[START DATA TO USE]

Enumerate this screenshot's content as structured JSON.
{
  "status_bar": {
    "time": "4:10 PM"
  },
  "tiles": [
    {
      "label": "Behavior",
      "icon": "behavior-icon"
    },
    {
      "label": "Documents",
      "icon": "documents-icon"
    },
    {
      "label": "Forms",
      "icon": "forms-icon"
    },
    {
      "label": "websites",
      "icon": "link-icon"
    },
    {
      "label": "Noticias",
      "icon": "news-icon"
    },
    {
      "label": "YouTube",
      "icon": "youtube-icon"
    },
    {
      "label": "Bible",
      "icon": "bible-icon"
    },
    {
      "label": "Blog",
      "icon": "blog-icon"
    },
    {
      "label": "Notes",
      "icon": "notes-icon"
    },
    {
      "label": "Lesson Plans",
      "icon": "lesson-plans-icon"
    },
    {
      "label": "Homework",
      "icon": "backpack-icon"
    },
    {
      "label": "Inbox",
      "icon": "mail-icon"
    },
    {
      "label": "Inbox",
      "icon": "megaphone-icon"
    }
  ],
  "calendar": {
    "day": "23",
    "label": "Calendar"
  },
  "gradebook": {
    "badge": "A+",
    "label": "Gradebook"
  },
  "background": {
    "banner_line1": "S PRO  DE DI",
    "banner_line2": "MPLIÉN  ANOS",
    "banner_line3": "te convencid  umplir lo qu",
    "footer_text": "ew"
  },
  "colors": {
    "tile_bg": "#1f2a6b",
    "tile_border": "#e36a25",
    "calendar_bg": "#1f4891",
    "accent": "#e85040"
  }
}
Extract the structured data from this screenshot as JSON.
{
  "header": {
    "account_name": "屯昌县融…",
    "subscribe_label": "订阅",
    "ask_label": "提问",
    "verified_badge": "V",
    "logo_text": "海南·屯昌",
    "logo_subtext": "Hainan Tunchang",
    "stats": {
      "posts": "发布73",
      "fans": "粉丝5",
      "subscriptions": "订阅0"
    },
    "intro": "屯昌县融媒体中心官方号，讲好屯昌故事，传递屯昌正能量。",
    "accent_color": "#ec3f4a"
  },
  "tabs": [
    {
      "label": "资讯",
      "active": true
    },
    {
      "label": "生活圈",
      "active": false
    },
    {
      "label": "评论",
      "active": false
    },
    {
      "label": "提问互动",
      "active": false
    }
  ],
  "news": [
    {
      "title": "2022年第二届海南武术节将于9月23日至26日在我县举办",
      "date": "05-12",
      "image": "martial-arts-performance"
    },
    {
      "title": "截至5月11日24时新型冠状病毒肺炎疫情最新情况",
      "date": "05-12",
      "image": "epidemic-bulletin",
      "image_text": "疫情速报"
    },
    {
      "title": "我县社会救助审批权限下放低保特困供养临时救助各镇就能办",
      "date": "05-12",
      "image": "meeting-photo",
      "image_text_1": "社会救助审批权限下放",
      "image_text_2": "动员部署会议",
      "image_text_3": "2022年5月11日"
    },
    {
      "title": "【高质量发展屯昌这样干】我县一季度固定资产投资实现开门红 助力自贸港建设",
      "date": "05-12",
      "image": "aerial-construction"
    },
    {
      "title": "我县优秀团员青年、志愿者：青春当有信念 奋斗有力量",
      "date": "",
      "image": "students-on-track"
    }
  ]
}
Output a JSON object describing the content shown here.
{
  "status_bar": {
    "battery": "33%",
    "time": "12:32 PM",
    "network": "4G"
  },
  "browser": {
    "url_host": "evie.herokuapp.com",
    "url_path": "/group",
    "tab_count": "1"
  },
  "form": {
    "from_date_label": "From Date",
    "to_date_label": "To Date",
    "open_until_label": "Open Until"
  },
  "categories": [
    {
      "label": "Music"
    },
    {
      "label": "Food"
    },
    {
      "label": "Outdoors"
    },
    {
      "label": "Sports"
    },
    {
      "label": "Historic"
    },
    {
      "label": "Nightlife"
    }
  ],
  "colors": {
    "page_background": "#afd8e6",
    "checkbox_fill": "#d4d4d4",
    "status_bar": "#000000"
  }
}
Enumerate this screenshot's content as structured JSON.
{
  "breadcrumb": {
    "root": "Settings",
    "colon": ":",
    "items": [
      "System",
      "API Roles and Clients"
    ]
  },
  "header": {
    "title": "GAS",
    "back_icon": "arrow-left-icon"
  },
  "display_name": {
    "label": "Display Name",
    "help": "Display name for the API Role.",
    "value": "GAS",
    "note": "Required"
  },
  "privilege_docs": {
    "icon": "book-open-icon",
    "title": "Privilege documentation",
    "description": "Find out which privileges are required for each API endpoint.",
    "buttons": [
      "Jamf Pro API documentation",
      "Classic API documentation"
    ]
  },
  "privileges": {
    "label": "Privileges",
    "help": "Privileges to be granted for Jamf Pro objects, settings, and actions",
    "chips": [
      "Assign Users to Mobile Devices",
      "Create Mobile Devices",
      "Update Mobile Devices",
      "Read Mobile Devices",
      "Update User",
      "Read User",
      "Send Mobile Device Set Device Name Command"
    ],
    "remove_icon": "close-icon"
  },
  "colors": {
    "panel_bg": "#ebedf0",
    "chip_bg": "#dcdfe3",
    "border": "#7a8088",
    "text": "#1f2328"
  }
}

[END DATA TO USE]

Write out the whole listing again, exactly as it stands.

Enumerate this screenshot's content as structured JSON.
{
  "status_bar": {
    "time": "4:10 PM"
  },
  "tiles": [
    {
      "label": "Behavior",
      "icon": "behavior-icon"
    },
    {
      "label": "Documents",
      "icon": "documents-icon"
    },
    {
      "label": "Forms",
      "icon": "forms-icon"
    },
    {
      "label": "websites",
      "icon": "link-icon"
    },
    {
      "label": "Noticias",
      "icon": "news-icon"
    },
    {
      "label": "YouTube",
      "icon": "youtube-icon"
    },
    {
      "label": "Bible",
      "icon": "bible-icon"
    },
    {
      "label": "Blog",
      "icon": "blog-icon"
    },
    {
      "label": "Notes",
      "icon": "notes-icon"
    },
    {
      "label": "Lesson Plans",
      "icon": "lesson-plans-icon"
    },
    {
      "label": "Homework",
      "icon": "backpack-icon"
    },
    {
      "label": "Inbox",
      "icon": "mail-icon"
    },
    {
      "label": "Inbox",
      "icon": "megaphone-icon"
    }
  ],
  "calendar": {
    "day": "23",
    "label": "Calendar"
  },
  "gradebook": {
    "badge": "A+",
    "label": "Gradebook"
  },
  "background": {
    "banner_line1": "S PRO  DE DI",
    "banner_line2": "MPLIÉN  ANOS",
    "banner_line3": "te convencid  umplir lo qu",
    "footer_text": "ew"
  },
  "colors": {
    "tile_bg": "#1f2a6b",
    "tile_border": "#e36a25",
    "calendar_bg": "#1f4891",
    "accent": "#e85040"
  }
}
Extract the structured data from this screenshot as JSON.
{
  "header": {
    "account_name": "屯昌县融…",
    "subscribe_label": "订阅",
    "ask_label": "提问",
    "verified_badge": "V",
    "logo_text": "海南·屯昌",
    "logo_subtext": "Hainan Tunchang",
    "stats": {
      "posts": "发布73",
      "fans": "粉丝5",
      "subscriptions": "订阅0"
    },
    "intro": "屯昌县融媒体中心官方号，讲好屯昌故事，传递屯昌正能量。",
    "accent_color": "#ec3f4a"
  },
  "tabs": [
    {
      "label": "资讯",
      "active": true
    },
    {
      "label": "生活圈",
      "active": false
    },
    {
      "label": "评论",
      "active": false
    },
    {
      "label": "提问互动",
      "active": false
    }
  ],
  "news": [
    {
      "title": "2022年第二届海南武术节将于9月23日至26日在我县举办",
      "date": "05-12",
      "image": "martial-arts-performance"
    },
    {
      "title": "截至5月11日24时新型冠状病毒肺炎疫情最新情况",
      "date": "05-12",
      "image": "epidemic-bulletin",
      "image_text": "疫情速报"
    },
    {
      "title": "我县社会救助审批权限下放低保特困供养临时救助各镇就能办",
      "date": "05-12",
      "image": "meeting-photo",
      "image_text_1": "社会救助审批权限下放",
      "image_text_2": "动员部署会议",
      "image_text_3": "2022年5月11日"
    },
    {
      "title": "【高质量发展屯昌这样干】我县一季度固定资产投资实现开门红 助力自贸港建设",
      "date": "05-12",
      "image": "aerial-construction"
    },
    {
      "title": "我县优秀团员青年、志愿者：青春当有信念 奋斗有力量",
      "date": "",
      "image": "students-on-track"
    }
  ]
}
Output a JSON object describing the content shown here.
{
  "status_bar": {
    "battery": "33%",
    "time": "12:32 PM",
    "network": "4G"
  },
  "browser": {
    "url_host": "evie.herokuapp.com",
    "url_path": "/group",
    "tab_count": "1"
  },
  "form": {
    "from_date_label": "From Date",
    "to_date_label": "To Date",
    "open_until_label": "Open Until"
  },
  "categories": [
    {
      "label": "Music"
    },
    {
      "label": "Food"
    },
    {
      "label": "Outdoors"
    },
    {
      "label": "Sports"
    },
    {
      "label": "Historic"
    },
    {
      "label": "Nightlife"
    }
  ],
  "colors": {
    "page_background": "#afd8e6",
    "checkbox_fill": "#d4d4d4",
    "status_bar": "#000000"
  }
}
Enumerate this screenshot's content as structured JSON.
{
  "breadcrumb": {
    "root": "Settings",
    "colon": ":",
    "items": [
      "System",
      "API Roles and Clients"
    ]
  },
  "header": {
    "title": "GAS",
    "back_icon": "arrow-left-icon"
  },
  "display_name": {
    "label": "Display Name",
    "help": "Display name for the API Role.",
    "value": "GAS",
    "note": "Required"
  },
  "privilege_docs": {
    "icon": "book-open-icon",
    "title": "Privilege documentation",
    "description": "Find out which privileges are required for each API endpoint.",
    "buttons": [
      "Jamf Pro API documentation",
      "Classic API documentation"
    ]
  },
  "privileges": {
    "label": "Privileges",
    "help": "Privileges to be granted for Jamf Pro objects, settings, and actions",
    "chips": [
      "Assign Users to Mobile Devices",
      "Create Mobile Devices",
      "Update Mobile Devices",
      "Read Mobile Devices",
      "Update User",
      "Read User",
      "Send Mobile Device Set Device Name Command"
    ],
    "remove_icon": "close-icon"
  },
  "colors": {
    "panel_bg": "#ebedf0",
    "chip_bg": "#dcdfe3",
    "border": "#7a8088",
    "text": "#1f2328"
  }
}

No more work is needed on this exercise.